» **THE EXERCISE**
Collect each line holding the string "color".

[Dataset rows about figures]
___
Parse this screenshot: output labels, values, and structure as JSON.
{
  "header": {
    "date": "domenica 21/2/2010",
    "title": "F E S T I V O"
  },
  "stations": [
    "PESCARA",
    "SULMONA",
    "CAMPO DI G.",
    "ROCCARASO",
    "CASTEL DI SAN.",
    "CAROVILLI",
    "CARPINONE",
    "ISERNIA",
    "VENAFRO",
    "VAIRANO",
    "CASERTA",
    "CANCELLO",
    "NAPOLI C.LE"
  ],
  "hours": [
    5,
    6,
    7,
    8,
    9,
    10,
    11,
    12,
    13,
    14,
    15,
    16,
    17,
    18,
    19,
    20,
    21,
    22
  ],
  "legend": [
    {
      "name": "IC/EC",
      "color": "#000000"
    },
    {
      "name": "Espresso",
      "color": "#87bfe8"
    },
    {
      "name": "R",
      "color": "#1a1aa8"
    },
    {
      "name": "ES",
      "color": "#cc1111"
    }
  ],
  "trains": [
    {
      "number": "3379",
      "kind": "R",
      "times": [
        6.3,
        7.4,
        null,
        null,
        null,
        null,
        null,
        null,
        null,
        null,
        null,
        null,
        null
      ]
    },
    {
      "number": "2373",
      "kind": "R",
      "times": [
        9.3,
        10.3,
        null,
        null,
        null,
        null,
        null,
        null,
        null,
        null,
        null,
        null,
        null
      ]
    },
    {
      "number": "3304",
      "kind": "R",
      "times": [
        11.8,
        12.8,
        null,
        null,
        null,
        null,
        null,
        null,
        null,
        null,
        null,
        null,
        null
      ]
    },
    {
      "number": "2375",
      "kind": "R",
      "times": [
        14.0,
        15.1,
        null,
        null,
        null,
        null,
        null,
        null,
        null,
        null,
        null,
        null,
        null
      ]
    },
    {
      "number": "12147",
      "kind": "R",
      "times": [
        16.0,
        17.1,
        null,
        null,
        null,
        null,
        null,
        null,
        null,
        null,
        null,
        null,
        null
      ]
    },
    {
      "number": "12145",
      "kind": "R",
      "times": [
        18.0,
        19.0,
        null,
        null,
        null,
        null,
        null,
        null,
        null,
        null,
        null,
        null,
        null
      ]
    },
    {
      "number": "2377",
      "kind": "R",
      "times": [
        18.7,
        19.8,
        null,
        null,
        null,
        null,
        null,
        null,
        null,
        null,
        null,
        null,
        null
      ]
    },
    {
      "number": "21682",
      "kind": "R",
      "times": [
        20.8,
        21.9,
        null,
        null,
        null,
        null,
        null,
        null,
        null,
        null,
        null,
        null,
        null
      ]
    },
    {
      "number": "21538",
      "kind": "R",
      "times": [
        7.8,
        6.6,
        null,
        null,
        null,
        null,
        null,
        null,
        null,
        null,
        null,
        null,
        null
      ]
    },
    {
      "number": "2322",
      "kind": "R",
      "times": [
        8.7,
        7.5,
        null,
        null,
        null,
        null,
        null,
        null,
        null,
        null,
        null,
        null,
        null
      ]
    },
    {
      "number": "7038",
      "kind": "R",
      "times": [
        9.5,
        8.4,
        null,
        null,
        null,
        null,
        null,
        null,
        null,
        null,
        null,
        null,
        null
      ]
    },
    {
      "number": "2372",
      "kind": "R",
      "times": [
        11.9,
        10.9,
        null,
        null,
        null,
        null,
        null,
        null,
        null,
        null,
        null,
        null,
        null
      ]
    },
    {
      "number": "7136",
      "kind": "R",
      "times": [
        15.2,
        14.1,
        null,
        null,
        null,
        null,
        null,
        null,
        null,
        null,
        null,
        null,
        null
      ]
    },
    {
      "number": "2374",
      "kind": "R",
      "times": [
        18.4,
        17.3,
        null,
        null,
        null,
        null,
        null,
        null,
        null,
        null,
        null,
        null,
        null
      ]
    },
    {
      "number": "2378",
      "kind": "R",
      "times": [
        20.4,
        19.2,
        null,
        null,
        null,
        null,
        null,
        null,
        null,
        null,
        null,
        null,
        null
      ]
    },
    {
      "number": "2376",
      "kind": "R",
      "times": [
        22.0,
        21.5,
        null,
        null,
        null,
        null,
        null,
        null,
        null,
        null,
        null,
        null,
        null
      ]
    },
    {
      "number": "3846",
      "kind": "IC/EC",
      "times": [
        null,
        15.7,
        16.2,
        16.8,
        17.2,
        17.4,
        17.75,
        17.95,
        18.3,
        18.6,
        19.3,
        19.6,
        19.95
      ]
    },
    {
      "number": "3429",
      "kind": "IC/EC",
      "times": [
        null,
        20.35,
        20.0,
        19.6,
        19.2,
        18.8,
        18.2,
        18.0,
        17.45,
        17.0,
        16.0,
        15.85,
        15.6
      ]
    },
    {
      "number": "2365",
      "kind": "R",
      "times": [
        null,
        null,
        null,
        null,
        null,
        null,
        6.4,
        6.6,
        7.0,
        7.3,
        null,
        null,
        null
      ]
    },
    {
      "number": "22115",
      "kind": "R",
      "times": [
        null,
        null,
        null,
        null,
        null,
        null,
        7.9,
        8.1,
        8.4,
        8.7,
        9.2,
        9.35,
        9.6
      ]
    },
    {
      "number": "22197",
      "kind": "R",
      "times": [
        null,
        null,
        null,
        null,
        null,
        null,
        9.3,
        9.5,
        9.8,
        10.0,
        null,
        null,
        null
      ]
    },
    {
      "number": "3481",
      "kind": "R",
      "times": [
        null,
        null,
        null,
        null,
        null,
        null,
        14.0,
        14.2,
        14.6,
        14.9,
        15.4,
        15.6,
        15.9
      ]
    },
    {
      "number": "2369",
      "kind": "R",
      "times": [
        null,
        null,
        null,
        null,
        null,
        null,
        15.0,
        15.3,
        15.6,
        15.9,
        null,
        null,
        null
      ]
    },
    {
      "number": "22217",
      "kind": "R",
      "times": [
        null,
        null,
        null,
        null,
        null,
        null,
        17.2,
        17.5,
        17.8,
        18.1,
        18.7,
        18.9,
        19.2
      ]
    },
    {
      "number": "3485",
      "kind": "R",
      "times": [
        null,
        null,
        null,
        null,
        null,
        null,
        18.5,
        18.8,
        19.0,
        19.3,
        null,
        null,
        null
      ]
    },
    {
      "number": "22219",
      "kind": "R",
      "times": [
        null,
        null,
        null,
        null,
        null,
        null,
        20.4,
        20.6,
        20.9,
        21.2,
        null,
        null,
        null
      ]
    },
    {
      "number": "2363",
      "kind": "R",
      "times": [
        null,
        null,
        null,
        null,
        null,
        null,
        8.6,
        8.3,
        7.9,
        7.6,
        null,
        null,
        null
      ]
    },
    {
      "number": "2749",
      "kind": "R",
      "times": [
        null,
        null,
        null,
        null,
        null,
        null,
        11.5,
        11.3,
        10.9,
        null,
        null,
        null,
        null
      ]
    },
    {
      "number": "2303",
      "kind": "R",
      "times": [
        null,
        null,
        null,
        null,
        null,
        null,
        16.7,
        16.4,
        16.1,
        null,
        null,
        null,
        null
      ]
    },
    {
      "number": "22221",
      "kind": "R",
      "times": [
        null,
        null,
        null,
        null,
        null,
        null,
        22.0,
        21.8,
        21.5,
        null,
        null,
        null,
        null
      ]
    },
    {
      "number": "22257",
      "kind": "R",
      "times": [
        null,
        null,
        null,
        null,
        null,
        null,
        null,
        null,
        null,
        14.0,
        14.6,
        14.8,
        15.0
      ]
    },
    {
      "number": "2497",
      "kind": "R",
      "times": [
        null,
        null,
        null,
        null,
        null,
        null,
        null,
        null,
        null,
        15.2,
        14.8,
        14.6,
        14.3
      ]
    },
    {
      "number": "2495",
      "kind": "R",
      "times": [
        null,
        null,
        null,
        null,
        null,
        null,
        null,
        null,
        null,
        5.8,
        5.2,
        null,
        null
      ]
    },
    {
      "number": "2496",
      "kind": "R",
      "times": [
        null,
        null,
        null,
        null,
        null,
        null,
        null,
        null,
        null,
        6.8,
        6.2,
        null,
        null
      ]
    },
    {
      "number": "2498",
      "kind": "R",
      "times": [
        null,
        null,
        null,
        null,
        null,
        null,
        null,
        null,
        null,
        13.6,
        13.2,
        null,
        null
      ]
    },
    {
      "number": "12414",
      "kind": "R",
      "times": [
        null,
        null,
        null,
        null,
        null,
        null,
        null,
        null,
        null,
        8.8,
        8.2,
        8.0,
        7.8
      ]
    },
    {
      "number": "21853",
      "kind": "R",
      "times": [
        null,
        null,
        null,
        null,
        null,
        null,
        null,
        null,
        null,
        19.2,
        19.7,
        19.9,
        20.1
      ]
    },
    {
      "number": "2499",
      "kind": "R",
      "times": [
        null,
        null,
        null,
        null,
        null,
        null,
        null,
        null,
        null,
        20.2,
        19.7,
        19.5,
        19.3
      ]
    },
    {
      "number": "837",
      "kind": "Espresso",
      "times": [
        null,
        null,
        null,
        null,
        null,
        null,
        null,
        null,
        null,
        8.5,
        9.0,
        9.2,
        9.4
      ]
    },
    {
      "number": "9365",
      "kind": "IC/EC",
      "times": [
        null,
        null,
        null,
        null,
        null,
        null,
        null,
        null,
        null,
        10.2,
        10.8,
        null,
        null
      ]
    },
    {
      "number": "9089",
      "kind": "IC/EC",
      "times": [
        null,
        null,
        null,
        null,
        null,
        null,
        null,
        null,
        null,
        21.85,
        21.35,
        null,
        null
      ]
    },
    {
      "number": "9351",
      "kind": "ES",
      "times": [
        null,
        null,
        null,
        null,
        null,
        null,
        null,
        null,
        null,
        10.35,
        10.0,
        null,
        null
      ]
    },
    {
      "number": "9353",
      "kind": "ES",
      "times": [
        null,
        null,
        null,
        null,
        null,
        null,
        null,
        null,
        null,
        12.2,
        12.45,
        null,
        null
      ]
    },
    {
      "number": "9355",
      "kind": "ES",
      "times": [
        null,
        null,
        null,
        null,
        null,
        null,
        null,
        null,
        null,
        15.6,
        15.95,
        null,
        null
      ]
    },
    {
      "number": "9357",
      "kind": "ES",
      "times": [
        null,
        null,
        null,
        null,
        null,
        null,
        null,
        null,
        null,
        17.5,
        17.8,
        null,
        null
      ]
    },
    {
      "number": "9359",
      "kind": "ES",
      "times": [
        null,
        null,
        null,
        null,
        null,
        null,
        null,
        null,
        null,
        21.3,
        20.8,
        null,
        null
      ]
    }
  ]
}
___
» **CORRECT RESPONSE**
      "color": "#000000"
      "color": "#87bfe8"
      "color": "#1a1aa8"
      "color": "#cc1111"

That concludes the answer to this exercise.